#### [THE EXERCISE]
Copy the data that follows, character for character, minus the pictures.

* * * *

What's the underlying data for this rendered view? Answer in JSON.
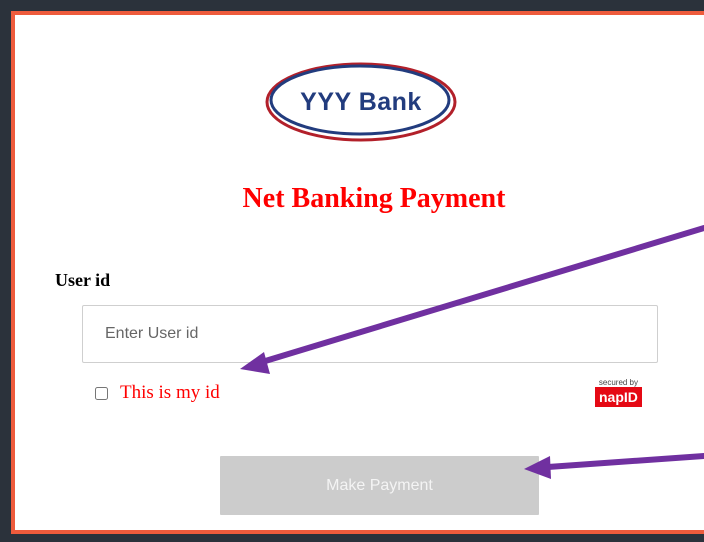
{
  "logo": {
    "text": "YYY Bank"
  },
  "page": {
    "title": "Net Banking Payment"
  },
  "form": {
    "user_label": "User id",
    "user_placeholder": "Enter User id",
    "user_value": "",
    "checkbox_label": "This is my id",
    "checkbox_checked": false,
    "submit_label": "Make Payment"
  },
  "badge": {
    "secured_by": "secured by",
    "brand": "napID"
  },
  "colors": {
    "frame_border": "#ee5b3c",
    "title": "#ff0000",
    "logo_text": "#223c7e",
    "button_bg": "#cccccc",
    "annotation_arrow": "#7030a0"
  }
}
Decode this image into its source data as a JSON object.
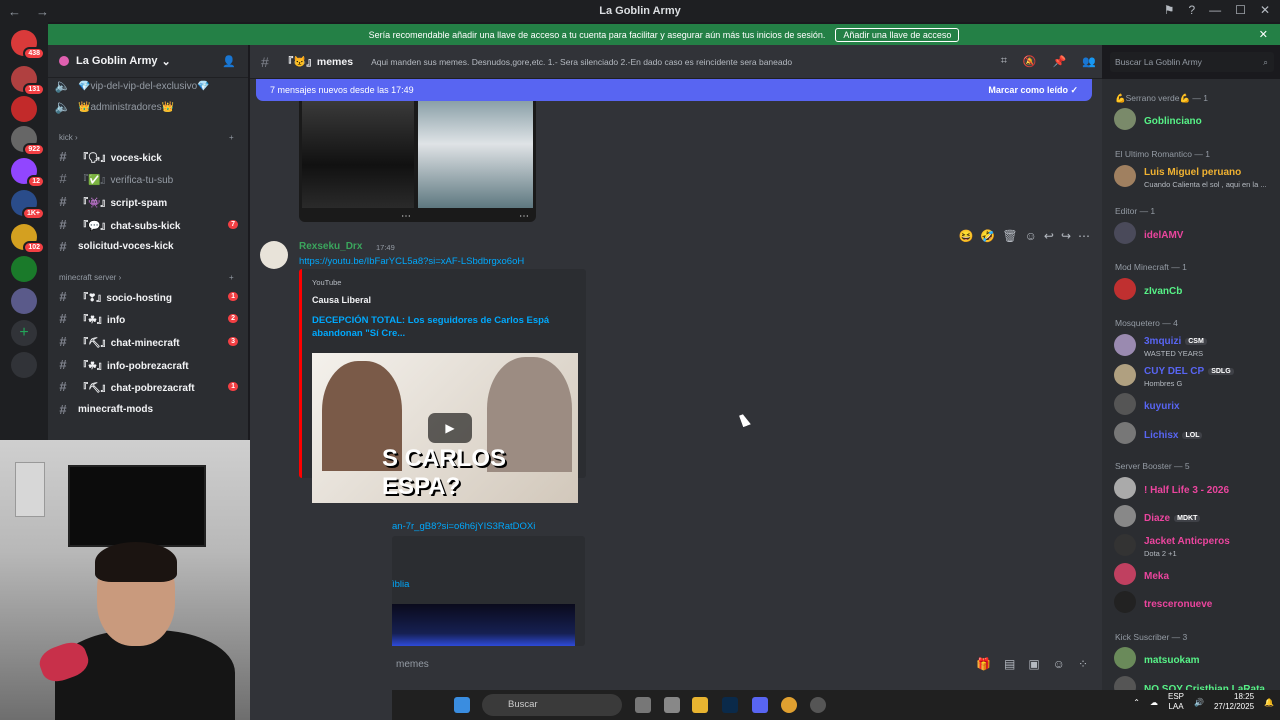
{
  "window": {
    "title": "La Goblin Army"
  },
  "banner": {
    "text": "Sería recomendable añadir una llave de acceso a tu cuenta para facilitar y asegurar aún más tus inicios de sesión.",
    "button": "Añadir una llave de acceso"
  },
  "servers": [
    {
      "badge": "438",
      "color": "#d93a3a"
    },
    {
      "badge": "131",
      "color": "#b04040"
    },
    {
      "badge": "",
      "color": "#c22a2a"
    },
    {
      "badge": "922",
      "color": "#666666"
    },
    {
      "badge": "12",
      "color": "#9146ff"
    },
    {
      "badge": "1K+",
      "color": "#2a4c8a"
    },
    {
      "badge": "102",
      "color": "#d4a020"
    },
    {
      "badge": "",
      "color": "#1a7a2a"
    },
    {
      "badge": "",
      "color": "#5a5a8a"
    }
  ],
  "guild": {
    "name": "La Goblin Army"
  },
  "channels_top": [
    {
      "label": "💎vip-del-vip-del-exclusivo💎"
    },
    {
      "label": "👑administradores👑"
    }
  ],
  "categories": {
    "kick": "kick",
    "minecraft": "minecraft server"
  },
  "channels_kick": [
    {
      "label": "『🗣』voces-kick",
      "badge": ""
    },
    {
      "label": "『✅』verifica-tu-sub",
      "badge": ""
    },
    {
      "label": "『👾』script-spam",
      "badge": ""
    },
    {
      "label": "『💬』chat-subs-kick",
      "badge": "7"
    },
    {
      "label": "solicitud-voces-kick",
      "badge": ""
    }
  ],
  "channels_mc": [
    {
      "label": "『❣』socio-hosting",
      "badge": "1"
    },
    {
      "label": "『☘』info",
      "badge": "2"
    },
    {
      "label": "『⛏』chat-minecraft",
      "badge": "3"
    },
    {
      "label": "『☘』info-pobrezacraft",
      "badge": ""
    },
    {
      "label": "『⛏』chat-pobrezacraft",
      "badge": "1"
    },
    {
      "label": "minecraft-mods",
      "badge": ""
    }
  ],
  "chat": {
    "channel": "『😾』memes",
    "topic": "Aqui manden sus memes. Desnudos,gore,etc. 1.- Sera silenciado 2.-En dado caso es reincidente sera baneado",
    "new_messages": "7 mensajes nuevos desde las 17:49",
    "mark_read": "Marcar como leído",
    "message": {
      "author": "Rexseku_Drx",
      "time": "17:49",
      "link": "https://youtu.be/IbFarYCL5a8?si=xAF-LSbdbrgxo6oH",
      "embed_provider": "YouTube",
      "embed_author": "Causa Liberal",
      "embed_title": "DECEPCIÓN TOTAL: Los seguidores de Carlos Espá abandonan \"Sí Cre...",
      "thumb_text": "S CARLOS ESPA?"
    },
    "message2_link": "an-7r_gB8?si=o6h6jYIS3RatDOXi",
    "message2_embed": "ìblia",
    "composer_placeholder": "memes"
  },
  "search": {
    "placeholder": "Buscar La Goblin Army"
  },
  "members": {
    "roles": [
      {
        "label": "💪Serrano verde💪 — 1"
      },
      {
        "label": "El Ultimo Romantico — 1"
      },
      {
        "label": "Editor — 1"
      },
      {
        "label": "Mod Minecraft — 1"
      },
      {
        "label": "Mosquetero — 4"
      },
      {
        "label": "Server Booster — 5"
      },
      {
        "label": "Kick Suscriber — 3"
      }
    ],
    "list": [
      {
        "name": "Goblinciano",
        "status": "",
        "tag": "",
        "color": "#57f287"
      },
      {
        "name": "Luis Miguel peruano",
        "status": "Cuando Calienta el sol , aqui en la ...",
        "tag": "",
        "color": "#f0b232"
      },
      {
        "name": "idelAMV",
        "status": "",
        "tag": "",
        "color": "#eb459e"
      },
      {
        "name": "zIvanCb",
        "status": "",
        "tag": "",
        "color": "#57f287"
      },
      {
        "name": "3mquizi",
        "status": "WASTED YEARS",
        "tag": "CSM",
        "color": "#5865f2"
      },
      {
        "name": "CUY DEL CP",
        "status": "Hombres G",
        "tag": "SDLG",
        "color": "#5865f2"
      },
      {
        "name": "kuyurix",
        "status": "",
        "tag": "",
        "color": "#5865f2"
      },
      {
        "name": "Lichisx",
        "status": "",
        "tag": "LOL",
        "color": "#5865f2"
      },
      {
        "name": "! Half Life 3 - 2026",
        "status": "",
        "tag": "",
        "color": "#eb459e"
      },
      {
        "name": "Diaze",
        "status": "",
        "tag": "MDKT",
        "color": "#eb459e"
      },
      {
        "name": "Jacket Anticperos",
        "status": "Dota 2 +1",
        "tag": "",
        "color": "#eb459e"
      },
      {
        "name": "Meka",
        "status": "",
        "tag": "",
        "color": "#eb459e"
      },
      {
        "name": "tresceronueve",
        "status": "",
        "tag": "",
        "color": "#eb459e"
      },
      {
        "name": "matsuokam",
        "status": "",
        "tag": "",
        "color": "#57f287"
      },
      {
        "name": "NO SOY Cristhian LaRata",
        "status": "",
        "tag": "",
        "color": "#57f287"
      }
    ]
  },
  "taskbar": {
    "search": "Buscar",
    "lang1": "ESP",
    "lang2": "LAA",
    "time": "18:25",
    "date": "27/12/2025"
  }
}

* * * *

#### [RESULT OF THIS TASK]
What's the underlying data for this rendered view? Answer in JSON.
{
  "logo": {
    "text": "YYY Bank"
  },
  "page": {
    "title": "Net Banking Payment"
  },
  "form": {
    "user_label": "User id",
    "user_placeholder": "Enter User id",
    "user_value": "",
    "checkbox_label": "This is my id",
    "checkbox_checked": false,
    "submit_label": "Make Payment"
  },
  "badge": {
    "secured_by": "secured by",
    "brand": "napID"
  },
  "colors": {
    "frame_border": "#ee5b3c",
    "title": "#ff0000",
    "logo_text": "#223c7e",
    "button_bg": "#cccccc",
    "annotation_arrow": "#7030a0"
  }
}
Decode this image into its source data as a JSON object.
{
  "window": {
    "title": "La Goblin Army"
  },
  "banner": {
    "text": "Sería recomendable añadir una llave de acceso a tu cuenta para facilitar y asegurar aún más tus inicios de sesión.",
    "button": "Añadir una llave de acceso"
  },
  "servers": [
    {
      "badge": "438",
      "color": "#d93a3a"
    },
    {
      "badge": "131",
      "color": "#b04040"
    },
    {
      "badge": "",
      "color": "#c22a2a"
    },
    {
      "badge": "922",
      "color": "#666666"
    },
    {
      "badge": "12",
      "color": "#9146ff"
    },
    {
      "badge": "1K+",
      "color": "#2a4c8a"
    },
    {
      "badge": "102",
      "color": "#d4a020"
    },
    {
      "badge": "",
      "color": "#1a7a2a"
    },
    {
      "badge": "",
      "color": "#5a5a8a"
    }
  ],
  "guild": {
    "name": "La Goblin Army"
  },
  "channels_top": [
    {
      "label": "💎vip-del-vip-del-exclusivo💎"
    },
    {
      "label": "👑administradores👑"
    }
  ],
  "categories": {
    "kick": "kick",
    "minecraft": "minecraft server"
  },
  "channels_kick": [
    {
      "label": "『🗣』voces-kick",
      "badge": ""
    },
    {
      "label": "『✅』verifica-tu-sub",
      "badge": ""
    },
    {
      "label": "『👾』script-spam",
      "badge": ""
    },
    {
      "label": "『💬』chat-subs-kick",
      "badge": "7"
    },
    {
      "label": "solicitud-voces-kick",
      "badge": ""
    }
  ],
  "channels_mc": [
    {
      "label": "『❣』socio-hosting",
      "badge": "1"
    },
    {
      "label": "『☘』info",
      "badge": "2"
    },
    {
      "label": "『⛏』chat-minecraft",
      "badge": "3"
    },
    {
      "label": "『☘』info-pobrezacraft",
      "badge": ""
    },
    {
      "label": "『⛏』chat-pobrezacraft",
      "badge": "1"
    },
    {
      "label": "minecraft-mods",
      "badge": ""
    }
  ],
  "chat": {
    "channel": "『😾』memes",
    "topic": "Aqui manden sus memes. Desnudos,gore,etc. 1.- Sera silenciado 2.-En dado caso es reincidente sera baneado",
    "new_messages": "7 mensajes nuevos desde las 17:49",
    "mark_read": "Marcar como leído",
    "message": {
      "author": "Rexseku_Drx",
      "time": "17:49",
      "link": "https://youtu.be/IbFarYCL5a8?si=xAF-LSbdbrgxo6oH",
      "embed_provider": "YouTube",
      "embed_author": "Causa Liberal",
      "embed_title": "DECEPCIÓN TOTAL: Los seguidores de Carlos Espá abandonan \"Sí Cre...",
      "thumb_text": "S CARLOS ESPA?"
    },
    "message2_link": "an-7r_gB8?si=o6h6jYIS3RatDOXi",
    "message2_embed": "ìblia",
    "composer_placeholder": "memes"
  },
  "search": {
    "placeholder": "Buscar La Goblin Army"
  },
  "members": {
    "roles": [
      {
        "label": "💪Serrano verde💪 — 1"
      },
      {
        "label": "El Ultimo Romantico — 1"
      },
      {
        "label": "Editor — 1"
      },
      {
        "label": "Mod Minecraft — 1"
      },
      {
        "label": "Mosquetero — 4"
      },
      {
        "label": "Server Booster — 5"
      },
      {
        "label": "Kick Suscriber — 3"
      }
    ],
    "list": [
      {
        "name": "Goblinciano",
        "status": "",
        "tag": "",
        "color": "#57f287"
      },
      {
        "name": "Luis Miguel peruano",
        "status": "Cuando Calienta el sol , aqui en la ...",
        "tag": "",
        "color": "#f0b232"
      },
      {
        "name": "idelAMV",
        "status": "",
        "tag": "",
        "color": "#eb459e"
      },
      {
        "name": "zIvanCb",
        "status": "",
        "tag": "",
        "color": "#57f287"
      },
      {
        "name": "3mquizi",
        "status": "WASTED YEARS",
        "tag": "CSM",
        "color": "#5865f2"
      },
      {
        "name": "CUY DEL CP",
        "status": "Hombres G",
        "tag": "SDLG",
        "color": "#5865f2"
      },
      {
        "name": "kuyurix",
        "status": "",
        "tag": "",
        "color": "#5865f2"
      },
      {
        "name": "Lichisx",
        "status": "",
        "tag": "LOL",
        "color": "#5865f2"
      },
      {
        "name": "! Half Life 3 - 2026",
        "status": "",
        "tag": "",
        "color": "#eb459e"
      },
      {
        "name": "Diaze",
        "status": "",
        "tag": "MDKT",
        "color": "#eb459e"
      },
      {
        "name": "Jacket Anticperos",
        "status": "Dota 2 +1",
        "tag": "",
        "color": "#eb459e"
      },
      {
        "name": "Meka",
        "status": "",
        "tag": "",
        "color": "#eb459e"
      },
      {
        "name": "tresceronueve",
        "status": "",
        "tag": "",
        "color": "#eb459e"
      },
      {
        "name": "matsuokam",
        "status": "",
        "tag": "",
        "color": "#57f287"
      },
      {
        "name": "NO SOY Cristhian LaRata",
        "status": "",
        "tag": "",
        "color": "#57f287"
      }
    ]
  },
  "taskbar": {
    "search": "Buscar",
    "lang1": "ESP",
    "lang2": "LAA",
    "time": "18:25",
    "date": "27/12/2025"
  }
}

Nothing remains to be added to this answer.